**What to produce:** Beginning at the line that contains "What text is on this page?" and ending at the last line of the entries, write out each line exactly; include nothing outside that span.

-- START Input records --

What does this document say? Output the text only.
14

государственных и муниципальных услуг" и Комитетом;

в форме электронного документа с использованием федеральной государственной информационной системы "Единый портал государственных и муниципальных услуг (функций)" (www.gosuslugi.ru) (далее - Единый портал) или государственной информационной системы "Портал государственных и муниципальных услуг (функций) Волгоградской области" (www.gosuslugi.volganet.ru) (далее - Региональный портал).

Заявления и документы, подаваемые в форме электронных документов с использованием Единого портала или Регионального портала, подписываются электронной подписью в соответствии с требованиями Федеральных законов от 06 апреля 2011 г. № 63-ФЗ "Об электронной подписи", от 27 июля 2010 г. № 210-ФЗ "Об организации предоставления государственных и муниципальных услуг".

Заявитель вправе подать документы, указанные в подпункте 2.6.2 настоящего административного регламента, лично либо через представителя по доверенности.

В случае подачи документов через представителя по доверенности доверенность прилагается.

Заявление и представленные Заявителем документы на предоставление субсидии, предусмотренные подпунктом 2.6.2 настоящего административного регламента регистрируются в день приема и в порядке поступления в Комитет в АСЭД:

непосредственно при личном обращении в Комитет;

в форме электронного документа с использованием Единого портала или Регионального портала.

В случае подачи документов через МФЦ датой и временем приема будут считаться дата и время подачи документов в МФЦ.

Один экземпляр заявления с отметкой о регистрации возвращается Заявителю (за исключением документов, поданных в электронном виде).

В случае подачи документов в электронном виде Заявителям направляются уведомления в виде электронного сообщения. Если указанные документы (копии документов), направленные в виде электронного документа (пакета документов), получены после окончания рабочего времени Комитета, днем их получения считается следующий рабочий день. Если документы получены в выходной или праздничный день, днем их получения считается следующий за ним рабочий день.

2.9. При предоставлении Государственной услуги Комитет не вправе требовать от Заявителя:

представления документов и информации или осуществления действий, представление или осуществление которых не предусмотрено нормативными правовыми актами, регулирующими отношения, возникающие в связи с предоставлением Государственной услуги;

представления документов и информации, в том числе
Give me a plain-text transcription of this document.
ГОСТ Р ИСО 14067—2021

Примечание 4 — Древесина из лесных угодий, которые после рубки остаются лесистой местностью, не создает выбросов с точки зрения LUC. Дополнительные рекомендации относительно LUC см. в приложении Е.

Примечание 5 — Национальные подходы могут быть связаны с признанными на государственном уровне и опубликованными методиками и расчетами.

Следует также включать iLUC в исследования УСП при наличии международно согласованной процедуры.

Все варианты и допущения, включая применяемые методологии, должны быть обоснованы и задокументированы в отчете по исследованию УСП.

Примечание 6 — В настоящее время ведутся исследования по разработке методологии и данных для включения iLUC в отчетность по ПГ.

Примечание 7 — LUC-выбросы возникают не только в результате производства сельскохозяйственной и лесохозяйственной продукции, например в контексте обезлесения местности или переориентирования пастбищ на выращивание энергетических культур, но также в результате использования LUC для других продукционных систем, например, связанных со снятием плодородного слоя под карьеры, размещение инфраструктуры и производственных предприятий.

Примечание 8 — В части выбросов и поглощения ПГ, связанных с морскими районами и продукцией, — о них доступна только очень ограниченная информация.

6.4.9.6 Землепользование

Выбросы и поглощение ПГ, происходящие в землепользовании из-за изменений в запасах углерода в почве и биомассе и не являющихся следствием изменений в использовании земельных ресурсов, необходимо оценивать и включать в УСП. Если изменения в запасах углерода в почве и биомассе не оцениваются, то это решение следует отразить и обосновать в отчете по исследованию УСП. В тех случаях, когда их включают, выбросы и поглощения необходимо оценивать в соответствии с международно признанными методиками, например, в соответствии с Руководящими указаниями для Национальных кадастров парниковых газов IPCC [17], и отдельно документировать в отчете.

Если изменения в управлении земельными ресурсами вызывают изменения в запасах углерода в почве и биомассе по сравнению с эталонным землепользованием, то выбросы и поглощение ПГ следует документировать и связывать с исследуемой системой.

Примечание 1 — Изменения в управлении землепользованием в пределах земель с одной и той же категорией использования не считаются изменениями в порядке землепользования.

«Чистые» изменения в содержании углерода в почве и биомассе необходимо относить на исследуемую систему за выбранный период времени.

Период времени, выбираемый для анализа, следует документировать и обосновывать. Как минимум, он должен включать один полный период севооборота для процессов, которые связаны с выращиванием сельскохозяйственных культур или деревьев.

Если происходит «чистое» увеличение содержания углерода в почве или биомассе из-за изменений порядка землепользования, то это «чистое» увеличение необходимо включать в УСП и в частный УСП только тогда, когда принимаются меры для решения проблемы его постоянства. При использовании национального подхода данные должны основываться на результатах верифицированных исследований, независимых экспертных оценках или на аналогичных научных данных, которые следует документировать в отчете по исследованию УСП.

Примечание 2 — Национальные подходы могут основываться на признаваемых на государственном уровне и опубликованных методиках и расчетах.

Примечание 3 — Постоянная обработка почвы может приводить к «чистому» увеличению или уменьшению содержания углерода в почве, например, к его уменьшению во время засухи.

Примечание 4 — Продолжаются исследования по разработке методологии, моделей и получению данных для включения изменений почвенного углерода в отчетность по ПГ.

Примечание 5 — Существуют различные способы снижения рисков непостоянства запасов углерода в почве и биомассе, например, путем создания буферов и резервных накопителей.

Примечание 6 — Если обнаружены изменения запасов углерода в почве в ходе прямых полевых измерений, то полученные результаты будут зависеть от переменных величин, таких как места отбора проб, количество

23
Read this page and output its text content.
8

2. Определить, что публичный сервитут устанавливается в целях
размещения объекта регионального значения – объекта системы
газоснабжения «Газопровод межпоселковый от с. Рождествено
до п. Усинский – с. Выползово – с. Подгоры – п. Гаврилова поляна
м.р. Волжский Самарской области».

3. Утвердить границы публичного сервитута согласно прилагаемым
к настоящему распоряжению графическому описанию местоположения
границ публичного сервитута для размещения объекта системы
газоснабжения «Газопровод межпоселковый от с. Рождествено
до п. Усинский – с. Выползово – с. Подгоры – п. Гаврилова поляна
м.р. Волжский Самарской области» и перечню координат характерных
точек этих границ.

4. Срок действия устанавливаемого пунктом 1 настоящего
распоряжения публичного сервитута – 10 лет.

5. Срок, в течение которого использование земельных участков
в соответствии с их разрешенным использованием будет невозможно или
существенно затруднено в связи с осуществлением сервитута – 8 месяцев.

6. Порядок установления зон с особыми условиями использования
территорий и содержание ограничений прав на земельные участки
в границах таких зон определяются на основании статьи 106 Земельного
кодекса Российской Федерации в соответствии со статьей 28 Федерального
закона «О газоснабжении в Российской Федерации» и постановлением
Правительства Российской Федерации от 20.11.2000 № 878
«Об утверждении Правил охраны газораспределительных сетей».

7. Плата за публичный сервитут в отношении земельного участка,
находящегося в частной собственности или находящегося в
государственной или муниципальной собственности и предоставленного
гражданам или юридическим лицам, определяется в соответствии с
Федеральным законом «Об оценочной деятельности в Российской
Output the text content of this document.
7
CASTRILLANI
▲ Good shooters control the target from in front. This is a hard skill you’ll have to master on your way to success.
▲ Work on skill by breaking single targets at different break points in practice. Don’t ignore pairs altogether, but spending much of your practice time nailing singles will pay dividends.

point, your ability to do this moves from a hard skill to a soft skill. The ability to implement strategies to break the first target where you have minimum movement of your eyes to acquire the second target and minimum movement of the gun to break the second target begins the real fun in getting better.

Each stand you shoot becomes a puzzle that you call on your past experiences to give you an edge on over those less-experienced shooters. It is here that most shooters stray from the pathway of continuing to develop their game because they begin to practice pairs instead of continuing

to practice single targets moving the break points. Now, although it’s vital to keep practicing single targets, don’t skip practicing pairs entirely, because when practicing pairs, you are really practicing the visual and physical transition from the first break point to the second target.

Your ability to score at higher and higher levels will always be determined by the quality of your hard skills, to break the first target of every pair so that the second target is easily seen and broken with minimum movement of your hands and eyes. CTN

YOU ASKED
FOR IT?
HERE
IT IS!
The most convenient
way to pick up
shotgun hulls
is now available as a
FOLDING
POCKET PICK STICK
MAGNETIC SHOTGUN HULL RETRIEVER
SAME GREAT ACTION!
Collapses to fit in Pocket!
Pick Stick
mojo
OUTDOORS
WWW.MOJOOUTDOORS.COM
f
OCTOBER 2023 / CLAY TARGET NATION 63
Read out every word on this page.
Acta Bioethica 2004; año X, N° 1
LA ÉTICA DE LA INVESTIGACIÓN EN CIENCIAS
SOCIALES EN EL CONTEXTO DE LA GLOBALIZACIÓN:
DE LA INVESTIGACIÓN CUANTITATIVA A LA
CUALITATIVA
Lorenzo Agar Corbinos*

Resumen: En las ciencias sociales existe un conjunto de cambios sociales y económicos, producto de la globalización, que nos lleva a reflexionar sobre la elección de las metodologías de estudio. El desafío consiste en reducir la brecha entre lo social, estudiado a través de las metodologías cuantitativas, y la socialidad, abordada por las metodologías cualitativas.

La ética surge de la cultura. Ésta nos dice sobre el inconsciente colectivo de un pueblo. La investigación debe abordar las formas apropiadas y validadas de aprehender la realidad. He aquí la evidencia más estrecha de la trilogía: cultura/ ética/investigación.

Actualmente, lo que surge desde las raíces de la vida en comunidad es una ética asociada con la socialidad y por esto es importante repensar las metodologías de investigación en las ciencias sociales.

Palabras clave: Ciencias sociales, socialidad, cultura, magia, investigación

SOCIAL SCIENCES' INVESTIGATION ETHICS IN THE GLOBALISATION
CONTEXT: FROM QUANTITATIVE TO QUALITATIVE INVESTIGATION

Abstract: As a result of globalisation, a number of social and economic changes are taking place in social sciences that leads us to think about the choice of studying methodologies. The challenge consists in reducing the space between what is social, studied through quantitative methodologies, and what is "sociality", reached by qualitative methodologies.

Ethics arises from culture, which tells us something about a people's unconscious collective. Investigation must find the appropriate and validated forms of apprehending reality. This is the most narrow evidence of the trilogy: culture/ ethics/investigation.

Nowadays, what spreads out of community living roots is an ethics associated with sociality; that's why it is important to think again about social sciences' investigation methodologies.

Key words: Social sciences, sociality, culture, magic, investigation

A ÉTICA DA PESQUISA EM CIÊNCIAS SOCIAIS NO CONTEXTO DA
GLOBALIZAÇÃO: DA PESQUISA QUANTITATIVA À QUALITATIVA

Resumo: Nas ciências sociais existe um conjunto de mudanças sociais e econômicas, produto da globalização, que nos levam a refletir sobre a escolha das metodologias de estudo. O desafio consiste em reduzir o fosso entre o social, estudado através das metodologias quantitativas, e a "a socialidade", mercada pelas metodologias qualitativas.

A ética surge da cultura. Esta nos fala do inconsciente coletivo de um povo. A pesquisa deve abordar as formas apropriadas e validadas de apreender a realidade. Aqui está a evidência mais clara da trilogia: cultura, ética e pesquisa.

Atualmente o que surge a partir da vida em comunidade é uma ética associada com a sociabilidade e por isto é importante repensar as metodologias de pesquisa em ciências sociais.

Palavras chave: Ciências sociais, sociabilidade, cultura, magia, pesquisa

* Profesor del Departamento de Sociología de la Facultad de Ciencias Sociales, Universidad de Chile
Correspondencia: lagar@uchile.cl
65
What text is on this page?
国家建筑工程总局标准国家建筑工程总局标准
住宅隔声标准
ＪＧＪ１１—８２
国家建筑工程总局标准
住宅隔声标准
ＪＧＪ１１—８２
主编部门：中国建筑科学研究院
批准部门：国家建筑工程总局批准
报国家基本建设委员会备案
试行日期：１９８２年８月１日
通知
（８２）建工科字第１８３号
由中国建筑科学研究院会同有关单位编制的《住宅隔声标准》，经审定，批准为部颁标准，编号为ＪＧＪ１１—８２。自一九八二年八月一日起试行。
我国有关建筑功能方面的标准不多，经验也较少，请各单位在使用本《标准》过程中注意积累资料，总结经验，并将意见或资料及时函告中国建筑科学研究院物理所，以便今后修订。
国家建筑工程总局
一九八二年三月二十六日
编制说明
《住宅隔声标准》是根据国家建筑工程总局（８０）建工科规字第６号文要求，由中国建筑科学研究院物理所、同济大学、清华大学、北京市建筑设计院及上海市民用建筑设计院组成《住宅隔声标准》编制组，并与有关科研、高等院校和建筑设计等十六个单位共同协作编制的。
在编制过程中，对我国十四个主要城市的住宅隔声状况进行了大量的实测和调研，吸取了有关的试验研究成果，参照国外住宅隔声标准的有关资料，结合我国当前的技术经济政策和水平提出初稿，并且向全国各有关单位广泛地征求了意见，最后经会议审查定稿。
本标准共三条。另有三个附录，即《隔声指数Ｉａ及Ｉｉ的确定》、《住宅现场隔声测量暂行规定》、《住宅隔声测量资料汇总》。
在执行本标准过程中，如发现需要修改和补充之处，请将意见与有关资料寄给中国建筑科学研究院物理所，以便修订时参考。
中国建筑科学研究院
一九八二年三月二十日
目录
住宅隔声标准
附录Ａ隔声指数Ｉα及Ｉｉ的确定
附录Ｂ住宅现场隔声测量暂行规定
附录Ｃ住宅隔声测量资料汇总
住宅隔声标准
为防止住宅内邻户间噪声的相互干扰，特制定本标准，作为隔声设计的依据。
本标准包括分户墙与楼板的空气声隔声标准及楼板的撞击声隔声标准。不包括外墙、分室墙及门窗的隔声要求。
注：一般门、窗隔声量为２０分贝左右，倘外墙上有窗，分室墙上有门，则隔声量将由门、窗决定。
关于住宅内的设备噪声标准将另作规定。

-- END Input records --

**Solution below:**
What text is on this page?
国家建筑工程总局标准国家建筑工程总局标准
住宅隔声标准
ＪＧＪ１１—８２
国家建筑工程总局标准
住宅隔声标准
ＪＧＪ１１—８２
主编部门：中国建筑科学研究院
批准部门：国家建筑工程总局批准
报国家基本建设委员会备案
试行日期：１９８２年８月１日
通知
（８２）建工科字第１８３号
由中国建筑科学研究院会同有关单位编制的《住宅隔声标准》，经审定，批准为部颁标准，编号为ＪＧＪ１１—８２。自一九八二年八月一日起试行。
我国有关建筑功能方面的标准不多，经验也较少，请各单位在使用本《标准》过程中注意积累资料，总结经验，并将意见或资料及时函告中国建筑科学研究院物理所，以便今后修订。
国家建筑工程总局
一九八二年三月二十六日
编制说明
《住宅隔声标准》是根据国家建筑工程总局（８０）建工科规字第６号文要求，由中国建筑科学研究院物理所、同济大学、清华大学、北京市建筑设计院及上海市民用建筑设计院组成《住宅隔声标准》编制组，并与有关科研、高等院校和建筑设计等十六个单位共同协作编制的。
在编制过程中，对我国十四个主要城市的住宅隔声状况进行了大量的实测和调研，吸取了有关的试验研究成果，参照国外住宅隔声标准的有关资料，结合我国当前的技术经济政策和水平提出初稿，并且向全国各有关单位广泛地征求了意见，最后经会议审查定稿。
本标准共三条。另有三个附录，即《隔声指数Ｉａ及Ｉｉ的确定》、《住宅现场隔声测量暂行规定》、《住宅隔声测量资料汇总》。
在执行本标准过程中，如发现需要修改和补充之处，请将意见与有关资料寄给中国建筑科学研究院物理所，以便修订时参考。
中国建筑科学研究院
一九八二年三月二十日
目录
住宅隔声标准
附录Ａ隔声指数Ｉα及Ｉｉ的确定
附录Ｂ住宅现场隔声测量暂行规定
附录Ｃ住宅隔声测量资料汇总
住宅隔声标准
为防止住宅内邻户间噪声的相互干扰，特制定本标准，作为隔声设计的依据。
本标准包括分户墙与楼板的空气声隔声标准及楼板的撞击声隔声标准。不包括外墙、分室墙及门窗的隔声要求。
注：一般门、窗隔声量为２０分贝左右，倘外墙上有窗，分室墙上有门，则隔声量将由门、窗决定。
关于住宅内的设备噪声标准将另作规定。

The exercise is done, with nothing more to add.